=== DATA FOR THIS EXERCISE ===

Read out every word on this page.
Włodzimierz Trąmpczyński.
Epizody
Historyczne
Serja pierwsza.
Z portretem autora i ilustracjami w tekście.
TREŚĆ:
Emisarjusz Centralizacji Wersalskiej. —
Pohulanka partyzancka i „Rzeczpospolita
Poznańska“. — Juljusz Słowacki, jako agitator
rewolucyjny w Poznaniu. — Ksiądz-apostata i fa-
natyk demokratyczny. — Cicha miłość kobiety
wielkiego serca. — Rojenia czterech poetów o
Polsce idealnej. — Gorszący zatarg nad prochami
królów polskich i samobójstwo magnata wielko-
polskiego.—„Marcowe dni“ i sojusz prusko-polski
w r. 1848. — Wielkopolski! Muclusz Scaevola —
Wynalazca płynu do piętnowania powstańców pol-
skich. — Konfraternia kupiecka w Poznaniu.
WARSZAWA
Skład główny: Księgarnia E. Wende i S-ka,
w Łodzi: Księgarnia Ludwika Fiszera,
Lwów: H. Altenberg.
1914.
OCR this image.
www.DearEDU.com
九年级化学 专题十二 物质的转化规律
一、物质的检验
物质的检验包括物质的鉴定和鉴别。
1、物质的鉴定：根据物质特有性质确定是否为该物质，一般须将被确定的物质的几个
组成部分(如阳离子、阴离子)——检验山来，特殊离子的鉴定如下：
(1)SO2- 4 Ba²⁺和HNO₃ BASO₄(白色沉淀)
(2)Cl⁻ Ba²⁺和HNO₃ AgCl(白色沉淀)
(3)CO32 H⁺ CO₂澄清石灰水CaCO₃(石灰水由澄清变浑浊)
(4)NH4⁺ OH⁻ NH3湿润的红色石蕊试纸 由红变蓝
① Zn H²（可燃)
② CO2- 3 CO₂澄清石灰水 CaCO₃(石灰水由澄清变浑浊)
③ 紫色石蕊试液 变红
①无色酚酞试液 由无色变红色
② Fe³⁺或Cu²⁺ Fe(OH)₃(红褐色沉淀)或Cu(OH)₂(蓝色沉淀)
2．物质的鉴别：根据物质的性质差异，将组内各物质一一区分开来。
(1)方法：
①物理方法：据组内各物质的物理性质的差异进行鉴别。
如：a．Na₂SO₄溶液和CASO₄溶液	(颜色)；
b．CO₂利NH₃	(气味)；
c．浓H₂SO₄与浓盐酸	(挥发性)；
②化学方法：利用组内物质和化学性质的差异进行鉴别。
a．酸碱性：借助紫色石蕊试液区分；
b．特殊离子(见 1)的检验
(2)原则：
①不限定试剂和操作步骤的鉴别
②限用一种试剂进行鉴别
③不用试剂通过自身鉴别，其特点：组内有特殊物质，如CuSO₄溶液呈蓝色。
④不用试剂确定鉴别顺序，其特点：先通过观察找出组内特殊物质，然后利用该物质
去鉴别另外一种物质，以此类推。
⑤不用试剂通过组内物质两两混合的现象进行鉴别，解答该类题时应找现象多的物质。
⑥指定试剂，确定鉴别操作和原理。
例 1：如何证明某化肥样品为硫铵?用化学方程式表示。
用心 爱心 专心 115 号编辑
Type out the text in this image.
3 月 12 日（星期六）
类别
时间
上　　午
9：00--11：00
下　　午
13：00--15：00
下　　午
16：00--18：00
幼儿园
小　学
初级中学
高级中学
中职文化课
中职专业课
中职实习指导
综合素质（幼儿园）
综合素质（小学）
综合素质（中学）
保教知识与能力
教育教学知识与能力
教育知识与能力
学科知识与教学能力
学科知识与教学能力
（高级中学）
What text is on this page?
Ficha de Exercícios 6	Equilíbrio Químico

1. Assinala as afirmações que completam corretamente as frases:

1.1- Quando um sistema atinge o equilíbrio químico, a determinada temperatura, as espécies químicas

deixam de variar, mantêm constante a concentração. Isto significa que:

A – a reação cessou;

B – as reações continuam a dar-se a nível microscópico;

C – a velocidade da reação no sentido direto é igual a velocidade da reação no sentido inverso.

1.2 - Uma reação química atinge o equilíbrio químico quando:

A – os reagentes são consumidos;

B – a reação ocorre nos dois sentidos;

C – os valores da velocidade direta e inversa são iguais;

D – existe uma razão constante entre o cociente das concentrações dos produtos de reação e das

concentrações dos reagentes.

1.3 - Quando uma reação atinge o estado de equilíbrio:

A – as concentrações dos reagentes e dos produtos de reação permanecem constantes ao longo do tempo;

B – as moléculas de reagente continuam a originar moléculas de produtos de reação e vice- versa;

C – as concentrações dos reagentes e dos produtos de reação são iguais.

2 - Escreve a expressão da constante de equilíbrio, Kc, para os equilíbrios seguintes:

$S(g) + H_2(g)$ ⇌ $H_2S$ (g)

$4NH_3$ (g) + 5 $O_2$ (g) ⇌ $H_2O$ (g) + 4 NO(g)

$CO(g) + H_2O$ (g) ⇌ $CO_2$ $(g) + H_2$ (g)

===

__PROBLEM__. In how many lines does the word "Poznaniu" appear? Respond with the number alone.

__THE RESULT__. 2